-- START Input for this task --

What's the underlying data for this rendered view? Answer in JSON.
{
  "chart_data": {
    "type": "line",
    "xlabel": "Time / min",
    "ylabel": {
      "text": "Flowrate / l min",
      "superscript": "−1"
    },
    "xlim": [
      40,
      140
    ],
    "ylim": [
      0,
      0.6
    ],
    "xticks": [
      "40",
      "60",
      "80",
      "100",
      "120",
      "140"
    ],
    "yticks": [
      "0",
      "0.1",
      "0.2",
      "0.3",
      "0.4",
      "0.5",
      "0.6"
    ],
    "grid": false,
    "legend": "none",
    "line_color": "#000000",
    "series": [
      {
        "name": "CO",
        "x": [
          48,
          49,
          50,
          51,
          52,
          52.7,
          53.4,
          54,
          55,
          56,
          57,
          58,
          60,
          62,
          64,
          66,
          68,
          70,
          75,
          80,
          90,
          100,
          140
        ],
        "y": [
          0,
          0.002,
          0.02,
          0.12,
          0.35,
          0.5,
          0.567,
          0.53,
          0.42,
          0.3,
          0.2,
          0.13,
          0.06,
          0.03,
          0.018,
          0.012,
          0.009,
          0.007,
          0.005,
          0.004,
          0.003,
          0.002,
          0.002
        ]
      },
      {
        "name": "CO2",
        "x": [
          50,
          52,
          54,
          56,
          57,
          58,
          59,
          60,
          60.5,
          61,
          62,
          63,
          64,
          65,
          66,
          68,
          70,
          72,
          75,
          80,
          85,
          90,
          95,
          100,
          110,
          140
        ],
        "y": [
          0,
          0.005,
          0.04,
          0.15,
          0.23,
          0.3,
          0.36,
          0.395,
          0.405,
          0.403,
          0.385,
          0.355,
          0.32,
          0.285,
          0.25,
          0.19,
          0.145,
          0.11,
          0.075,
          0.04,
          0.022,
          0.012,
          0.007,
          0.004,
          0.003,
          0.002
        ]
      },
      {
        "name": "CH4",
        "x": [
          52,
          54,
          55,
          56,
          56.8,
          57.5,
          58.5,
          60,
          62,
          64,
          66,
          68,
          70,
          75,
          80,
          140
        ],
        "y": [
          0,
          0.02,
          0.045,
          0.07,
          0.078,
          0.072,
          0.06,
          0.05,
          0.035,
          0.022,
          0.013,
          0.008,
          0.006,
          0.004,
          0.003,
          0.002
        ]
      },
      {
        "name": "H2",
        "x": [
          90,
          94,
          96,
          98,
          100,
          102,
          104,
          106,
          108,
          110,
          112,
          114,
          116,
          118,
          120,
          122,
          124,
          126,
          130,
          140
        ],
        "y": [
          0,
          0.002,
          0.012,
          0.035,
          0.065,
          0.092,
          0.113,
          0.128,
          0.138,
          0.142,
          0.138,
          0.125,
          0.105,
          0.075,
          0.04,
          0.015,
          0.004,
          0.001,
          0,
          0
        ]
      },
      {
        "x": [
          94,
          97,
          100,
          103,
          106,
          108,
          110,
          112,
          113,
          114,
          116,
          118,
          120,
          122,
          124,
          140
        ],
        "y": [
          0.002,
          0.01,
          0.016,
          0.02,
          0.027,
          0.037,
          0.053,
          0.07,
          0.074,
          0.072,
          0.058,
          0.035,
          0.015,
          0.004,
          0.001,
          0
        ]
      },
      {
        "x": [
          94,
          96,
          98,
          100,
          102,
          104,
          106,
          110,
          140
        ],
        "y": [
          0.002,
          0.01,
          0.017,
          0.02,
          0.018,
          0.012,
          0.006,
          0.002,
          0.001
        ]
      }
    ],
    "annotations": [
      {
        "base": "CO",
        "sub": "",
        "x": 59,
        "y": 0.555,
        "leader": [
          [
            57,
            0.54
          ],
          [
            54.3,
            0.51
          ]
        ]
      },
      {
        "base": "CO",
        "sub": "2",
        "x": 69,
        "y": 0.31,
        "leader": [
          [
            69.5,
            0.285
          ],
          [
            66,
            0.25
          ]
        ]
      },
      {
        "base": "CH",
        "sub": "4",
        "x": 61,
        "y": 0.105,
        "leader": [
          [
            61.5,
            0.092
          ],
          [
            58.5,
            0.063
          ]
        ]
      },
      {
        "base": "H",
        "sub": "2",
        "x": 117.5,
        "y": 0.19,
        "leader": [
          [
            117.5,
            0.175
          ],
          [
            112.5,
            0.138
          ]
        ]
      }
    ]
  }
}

-- END Input for this task --

# The problem
Write every line of the material above again, exactly.

# Reply
What's the underlying data for this rendered view? Answer in JSON.
{
  "chart_data": {
    "type": "line",
    "xlabel": "Time / min",
    "ylabel": {
      "text": "Flowrate / l min",
      "superscript": "−1"
    },
    "xlim": [
      40,
      140
    ],
    "ylim": [
      0,
      0.6
    ],
    "xticks": [
      "40",
      "60",
      "80",
      "100",
      "120",
      "140"
    ],
    "yticks": [
      "0",
      "0.1",
      "0.2",
      "0.3",
      "0.4",
      "0.5",
      "0.6"
    ],
    "grid": false,
    "legend": "none",
    "line_color": "#000000",
    "series": [
      {
        "name": "CO",
        "x": [
          48,
          49,
          50,
          51,
          52,
          52.7,
          53.4,
          54,
          55,
          56,
          57,
          58,
          60,
          62,
          64,
          66,
          68,
          70,
          75,
          80,
          90,
          100,
          140
        ],
        "y": [
          0,
          0.002,
          0.02,
          0.12,
          0.35,
          0.5,
          0.567,
          0.53,
          0.42,
          0.3,
          0.2,
          0.13,
          0.06,
          0.03,
          0.018,
          0.012,
          0.009,
          0.007,
          0.005,
          0.004,
          0.003,
          0.002,
          0.002
        ]
      },
      {
        "name": "CO2",
        "x": [
          50,
          52,
          54,
          56,
          57,
          58,
          59,
          60,
          60.5,
          61,
          62,
          63,
          64,
          65,
          66,
          68,
          70,
          72,
          75,
          80,
          85,
          90,
          95,
          100,
          110,
          140
        ],
        "y": [
          0,
          0.005,
          0.04,
          0.15,
          0.23,
          0.3,
          0.36,
          0.395,
          0.405,
          0.403,
          0.385,
          0.355,
          0.32,
          0.285,
          0.25,
          0.19,
          0.145,
          0.11,
          0.075,
          0.04,
          0.022,
          0.012,
          0.007,
          0.004,
          0.003,
          0.002
        ]
      },
      {
        "name": "CH4",
        "x": [
          52,
          54,
          55,
          56,
          56.8,
          57.5,
          58.5,
          60,
          62,
          64,
          66,
          68,
          70,
          75,
          80,
          140
        ],
        "y": [
          0,
          0.02,
          0.045,
          0.07,
          0.078,
          0.072,
          0.06,
          0.05,
          0.035,
          0.022,
          0.013,
          0.008,
          0.006,
          0.004,
          0.003,
          0.002
        ]
      },
      {
        "name": "H2",
        "x": [
          90,
          94,
          96,
          98,
          100,
          102,
          104,
          106,
          108,
          110,
          112,
          114,
          116,
          118,
          120,
          122,
          124,
          126,
          130,
          140
        ],
        "y": [
          0,
          0.002,
          0.012,
          0.035,
          0.065,
          0.092,
          0.113,
          0.128,
          0.138,
          0.142,
          0.138,
          0.125,
          0.105,
          0.075,
          0.04,
          0.015,
          0.004,
          0.001,
          0,
          0
        ]
      },
      {
        "x": [
          94,
          97,
          100,
          103,
          106,
          108,
          110,
          112,
          113,
          114,
          116,
          118,
          120,
          122,
          124,
          140
        ],
        "y": [
          0.002,
          0.01,
          0.016,
          0.02,
          0.027,
          0.037,
          0.053,
          0.07,
          0.074,
          0.072,
          0.058,
          0.035,
          0.015,
          0.004,
          0.001,
          0
        ]
      },
      {
        "x": [
          94,
          96,
          98,
          100,
          102,
          104,
          106,
          110,
          140
        ],
        "y": [
          0.002,
          0.01,
          0.017,
          0.02,
          0.018,
          0.012,
          0.006,
          0.002,
          0.001
        ]
      }
    ],
    "annotations": [
      {
        "base": "CO",
        "sub": "",
        "x": 59,
        "y": 0.555,
        "leader": [
          [
            57,
            0.54
          ],
          [
            54.3,
            0.51
          ]
        ]
      },
      {
        "base": "CO",
        "sub": "2",
        "x": 69,
        "y": 0.31,
        "leader": [
          [
            69.5,
            0.285
          ],
          [
            66,
            0.25
          ]
        ]
      },
      {
        "base": "CH",
        "sub": "4",
        "x": 61,
        "y": 0.105,
        "leader": [
          [
            61.5,
            0.092
          ],
          [
            58.5,
            0.063
          ]
        ]
      },
      {
        "base": "H",
        "sub": "2",
        "x": 117.5,
        "y": 0.19,
        "leader": [
          [
            117.5,
            0.175
          ],
          [
            112.5,
            0.138
          ]
        ]
      }
    ]
  }
}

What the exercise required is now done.